Drop the pictures from the entries below, then reproduce the rest exactly.

Input data start

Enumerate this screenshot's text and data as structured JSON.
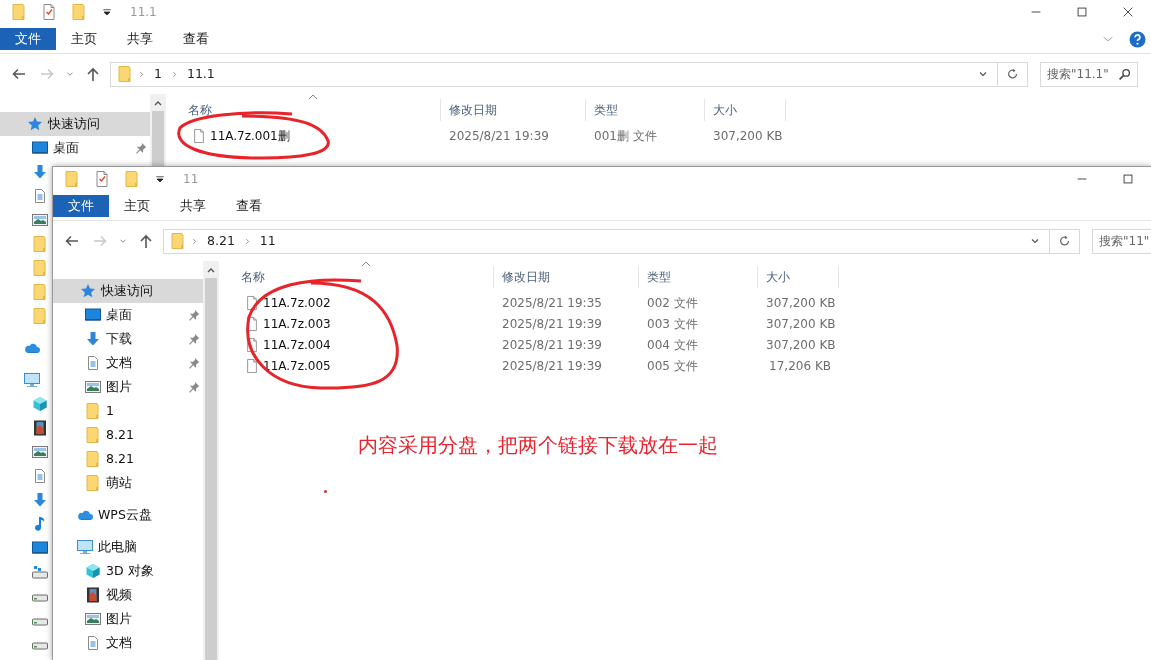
{
  "windows": [
    {
      "title": "11.1",
      "quick_toolbar": [
        {
          "kind": "folder"
        },
        {
          "kind": "properties"
        },
        {
          "kind": "folder"
        }
      ],
      "controls": [
        {
          "kind": "minimize"
        },
        {
          "kind": "maximize"
        },
        {
          "kind": "close"
        }
      ],
      "ribbon_tabs": [
        {
          "label": "文件",
          "selected": true
        },
        {
          "label": "主页",
          "selected": false
        },
        {
          "label": "共享",
          "selected": false
        },
        {
          "label": "查看",
          "selected": false
        }
      ],
      "help_button": true,
      "nav": {
        "back_enabled": true,
        "forward_enabled": false
      },
      "path": [
        "1",
        "11.1"
      ],
      "search": {
        "placeholder": "搜索\"11.1\"",
        "button": true
      },
      "sidebar": [
        {
          "kind": "quick",
          "label": "快速访问",
          "selected": true,
          "children": [
            {
              "kind": "desktop",
              "label": "桌面",
              "pinned": true,
              "selected": false
            },
            {
              "kind": "download",
              "selected": false
            },
            {
              "kind": "document",
              "selected": false
            },
            {
              "kind": "picture",
              "selected": false
            },
            {
              "kind": "folder",
              "selected": false
            },
            {
              "kind": "folder",
              "selected": false
            },
            {
              "kind": "folder",
              "selected": false
            },
            {
              "kind": "folder",
              "selected": false
            }
          ]
        },
        {
          "kind": "cloud",
          "selected": false
        },
        {
          "kind": "pc",
          "selected": false,
          "children": [
            {
              "kind": "cube",
              "selected": false
            },
            {
              "kind": "video",
              "selected": false
            },
            {
              "kind": "picture",
              "selected": false
            },
            {
              "kind": "document",
              "selected": false
            },
            {
              "kind": "download",
              "selected": false
            },
            {
              "kind": "music",
              "selected": false
            },
            {
              "kind": "desktop",
              "selected": false
            },
            {
              "kind": "netdrive",
              "selected": false
            },
            {
              "kind": "drive",
              "selected": false
            },
            {
              "kind": "drive",
              "selected": false
            },
            {
              "kind": "drive",
              "selected": false
            }
          ]
        }
      ],
      "columns": [
        "名称",
        "修改日期",
        "类型",
        "大小"
      ],
      "files": [
        {
          "name": "11A.7z.001删",
          "modified": "2025/8/21 19:39",
          "type": "001删 文件",
          "size": "307,200 KB"
        }
      ],
      "files_circled": true
    },
    {
      "title": "11",
      "quick_toolbar": [
        {
          "kind": "folder"
        },
        {
          "kind": "properties"
        },
        {
          "kind": "folder"
        }
      ],
      "controls": [
        {
          "kind": "minimize"
        },
        {
          "kind": "maximize"
        }
      ],
      "ribbon_tabs": [
        {
          "label": "文件",
          "selected": true
        },
        {
          "label": "主页",
          "selected": false
        },
        {
          "label": "共享",
          "selected": false
        },
        {
          "label": "查看",
          "selected": false
        }
      ],
      "nav": {
        "back_enabled": true,
        "forward_enabled": false
      },
      "path": [
        "8.21",
        "11"
      ],
      "search": {
        "placeholder": "搜索\"11\""
      },
      "sidebar": [
        {
          "kind": "quick",
          "label": "快速访问",
          "selected": true,
          "children": [
            {
              "kind": "desktop",
              "label": "桌面",
              "pinned": true,
              "selected": false
            },
            {
              "kind": "download",
              "label": "下载",
              "pinned": true,
              "selected": false
            },
            {
              "kind": "document",
              "label": "文档",
              "pinned": true,
              "selected": false
            },
            {
              "kind": "picture",
              "label": "图片",
              "pinned": true,
              "selected": false
            },
            {
              "kind": "folder",
              "label": "1",
              "selected": false
            },
            {
              "kind": "folder",
              "label": "8.21",
              "selected": false
            },
            {
              "kind": "folder",
              "label": "8.21",
              "selected": false
            },
            {
              "kind": "folder",
              "label": "萌站",
              "selected": false
            }
          ]
        },
        {
          "kind": "cloud",
          "label": "WPS云盘",
          "selected": false
        },
        {
          "kind": "pc",
          "label": "此电脑",
          "selected": false,
          "children": [
            {
              "kind": "cube",
              "label": "3D 对象",
              "selected": false
            },
            {
              "kind": "video",
              "label": "视频",
              "selected": false
            },
            {
              "kind": "picture",
              "label": "图片",
              "selected": false
            },
            {
              "kind": "document",
              "label": "文档",
              "selected": false
            }
          ]
        }
      ],
      "columns": [
        "名称",
        "修改日期",
        "类型",
        "大小"
      ],
      "files": [
        {
          "name": "11A.7z.002",
          "modified": "2025/8/21 19:35",
          "type": "002 文件",
          "size": "307,200 KB"
        },
        {
          "name": "11A.7z.003",
          "modified": "2025/8/21 19:39",
          "type": "003 文件",
          "size": "307,200 KB"
        },
        {
          "name": "11A.7z.004",
          "modified": "2025/8/21 19:39",
          "type": "004 文件",
          "size": "307,200 KB"
        },
        {
          "name": "11A.7z.005",
          "modified": "2025/8/21 19:39",
          "type": "005 文件",
          "size": "17,206 KB"
        }
      ],
      "files_circled": true,
      "note": "内容采用分盘，把两个链接下载放在一起"
    }
  ]
}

Input data end

> **Worked solution**
Enumerate this screenshot's text and data as structured JSON.
{
  "windows": [
    {
      "title": "11.1",
      "quick_toolbar": [
        {
          "kind": "folder"
        },
        {
          "kind": "properties"
        },
        {
          "kind": "folder"
        }
      ],
      "controls": [
        {
          "kind": "minimize"
        },
        {
          "kind": "maximize"
        },
        {
          "kind": "close"
        }
      ],
      "ribbon_tabs": [
        {
          "label": "文件",
          "selected": true
        },
        {
          "label": "主页",
          "selected": false
        },
        {
          "label": "共享",
          "selected": false
        },
        {
          "label": "查看",
          "selected": false
        }
      ],
      "help_button": true,
      "nav": {
        "back_enabled": true,
        "forward_enabled": false
      },
      "path": [
        "1",
        "11.1"
      ],
      "search": {
        "placeholder": "搜索\"11.1\"",
        "button": true
      },
      "sidebar": [
        {
          "kind": "quick",
          "label": "快速访问",
          "selected": true,
          "children": [
            {
              "kind": "desktop",
              "label": "桌面",
              "pinned": true,
              "selected": false
            },
            {
              "kind": "download",
              "selected": false
            },
            {
              "kind": "document",
              "selected": false
            },
            {
              "kind": "picture",
              "selected": false
            },
            {
              "kind": "folder",
              "selected": false
            },
            {
              "kind": "folder",
              "selected": false
            },
            {
              "kind": "folder",
              "selected": false
            },
            {
              "kind": "folder",
              "selected": false
            }
          ]
        },
        {
          "kind": "cloud",
          "selected": false
        },
        {
          "kind": "pc",
          "selected": false,
          "children": [
            {
              "kind": "cube",
              "selected": false
            },
            {
              "kind": "video",
              "selected": false
            },
            {
              "kind": "picture",
              "selected": false
            },
            {
              "kind": "document",
              "selected": false
            },
            {
              "kind": "download",
              "selected": false
            },
            {
              "kind": "music",
              "selected": false
            },
            {
              "kind": "desktop",
              "selected": false
            },
            {
              "kind": "netdrive",
              "selected": false
            },
            {
              "kind": "drive",
              "selected": false
            },
            {
              "kind": "drive",
              "selected": false
            },
            {
              "kind": "drive",
              "selected": false
            }
          ]
        }
      ],
      "columns": [
        "名称",
        "修改日期",
        "类型",
        "大小"
      ],
      "files": [
        {
          "name": "11A.7z.001删",
          "modified": "2025/8/21 19:39",
          "type": "001删 文件",
          "size": "307,200 KB"
        }
      ],
      "files_circled": true
    },
    {
      "title": "11",
      "quick_toolbar": [
        {
          "kind": "folder"
        },
        {
          "kind": "properties"
        },
        {
          "kind": "folder"
        }
      ],
      "controls": [
        {
          "kind": "minimize"
        },
        {
          "kind": "maximize"
        }
      ],
      "ribbon_tabs": [
        {
          "label": "文件",
          "selected": true
        },
        {
          "label": "主页",
          "selected": false
        },
        {
          "label": "共享",
          "selected": false
        },
        {
          "label": "查看",
          "selected": false
        }
      ],
      "nav": {
        "back_enabled": true,
        "forward_enabled": false
      },
      "path": [
        "8.21",
        "11"
      ],
      "search": {
        "placeholder": "搜索\"11\""
      },
      "sidebar": [
        {
          "kind": "quick",
          "label": "快速访问",
          "selected": true,
          "children": [
            {
              "kind": "desktop",
              "label": "桌面",
              "pinned": true,
              "selected": false
            },
            {
              "kind": "download",
              "label": "下载",
              "pinned": true,
              "selected": false
            },
            {
              "kind": "document",
              "label": "文档",
              "pinned": true,
              "selected": false
            },
            {
              "kind": "picture",
              "label": "图片",
              "pinned": true,
              "selected": false
            },
            {
              "kind": "folder",
              "label": "1",
              "selected": false
            },
            {
              "kind": "folder",
              "label": "8.21",
              "selected": false
            },
            {
              "kind": "folder",
              "label": "8.21",
              "selected": false
            },
            {
              "kind": "folder",
              "label": "萌站",
              "selected": false
            }
          ]
        },
        {
          "kind": "cloud",
          "label": "WPS云盘",
          "selected": false
        },
        {
          "kind": "pc",
          "label": "此电脑",
          "selected": false,
          "children": [
            {
              "kind": "cube",
              "label": "3D 对象",
              "selected": false
            },
            {
              "kind": "video",
              "label": "视频",
              "selected": false
            },
            {
              "kind": "picture",
              "label": "图片",
              "selected": false
            },
            {
              "kind": "document",
              "label": "文档",
              "selected": false
            }
          ]
        }
      ],
      "columns": [
        "名称",
        "修改日期",
        "类型",
        "大小"
      ],
      "files": [
        {
          "name": "11A.7z.002",
          "modified": "2025/8/21 19:35",
          "type": "002 文件",
          "size": "307,200 KB"
        },
        {
          "name": "11A.7z.003",
          "modified": "2025/8/21 19:39",
          "type": "003 文件",
          "size": "307,200 KB"
        },
        {
          "name": "11A.7z.004",
          "modified": "2025/8/21 19:39",
          "type": "004 文件",
          "size": "307,200 KB"
        },
        {
          "name": "11A.7z.005",
          "modified": "2025/8/21 19:39",
          "type": "005 文件",
          "size": "17,206 KB"
        }
      ],
      "files_circled": true,
      "note": "内容采用分盘，把两个链接下载放在一起"
    }
  ]
}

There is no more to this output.